***** RECORDS FOR THIS EXERCISE

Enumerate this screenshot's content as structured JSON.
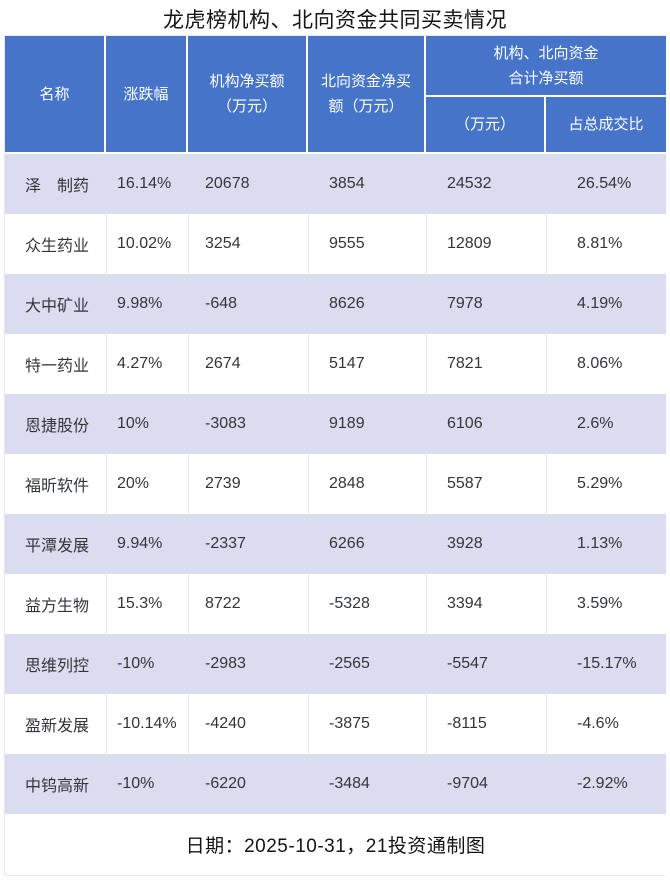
{
  "title": "龙虎榜机构、北向资金共同买卖情况",
  "colors": {
    "header_bg": "#4674C8",
    "header_text": "#ffffff",
    "row_alt_bg": "#DADDF0",
    "grid_line": "#E4E6F1",
    "body_text": "#333639"
  },
  "table_header": {
    "name": "名称",
    "change": "涨跌幅",
    "inst_net": "机构净买额\n（万元）",
    "north_net": "北向资金净买\n额（万元）",
    "combined_group": "机构、北向资金\n合计净买额",
    "combined_amount": "（万元）",
    "combined_ratio": "占总成交比"
  },
  "footer": {
    "text": "日期：2025-10-31，21投资通制图"
  },
  "chart_data": {
    "type": "table",
    "title": "龙虎榜机构、北向资金共同买卖情况",
    "columns": [
      "名称",
      "涨跌幅",
      "机构净买额（万元）",
      "北向资金净买额（万元）",
      "机构、北向资金合计净买额（万元）",
      "机构、北向资金合计净买额占总成交比"
    ],
    "rows": [
      [
        "泽　制药",
        "16.14%",
        "20678",
        "3854",
        "24532",
        "26.54%"
      ],
      [
        "众生药业",
        "10.02%",
        "3254",
        "9555",
        "12809",
        "8.81%"
      ],
      [
        "大中矿业",
        "9.98%",
        "-648",
        "8626",
        "7978",
        "4.19%"
      ],
      [
        "特一药业",
        "4.27%",
        "2674",
        "5147",
        "7821",
        "8.06%"
      ],
      [
        "恩捷股份",
        "10%",
        "-3083",
        "9189",
        "6106",
        "2.6%"
      ],
      [
        "福昕软件",
        "20%",
        "2739",
        "2848",
        "5587",
        "5.29%"
      ],
      [
        "平潭发展",
        "9.94%",
        "-2337",
        "6266",
        "3928",
        "1.13%"
      ],
      [
        "益方生物",
        "15.3%",
        "8722",
        "-5328",
        "3394",
        "3.59%"
      ],
      [
        "思维列控",
        "-10%",
        "-2983",
        "-2565",
        "-5547",
        "-15.17%"
      ],
      [
        "盈新发展",
        "-10.14%",
        "-4240",
        "-3875",
        "-8115",
        "-4.6%"
      ],
      [
        "中钨高新",
        "-10%",
        "-6220",
        "-3484",
        "-9704",
        "-2.92%"
      ]
    ],
    "source_note": "日期：2025-10-31，21投资通制图",
    "layout": {
      "striped_rows": "odd rows highlighted lavender starting with first data row",
      "header_rows": 2,
      "grid": "light vertical separators on white rows, white separators in header"
    }
  }
}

**********

GOAL: Which lines include the word "北向资金共同买卖情况"? Copy every one of them.

ANSWER FOR THIS EXERCISE:
  "title": "龙虎榜机构、北向资金共同买卖情况",
    "title": "龙虎榜机构、北向资金共同买卖情况",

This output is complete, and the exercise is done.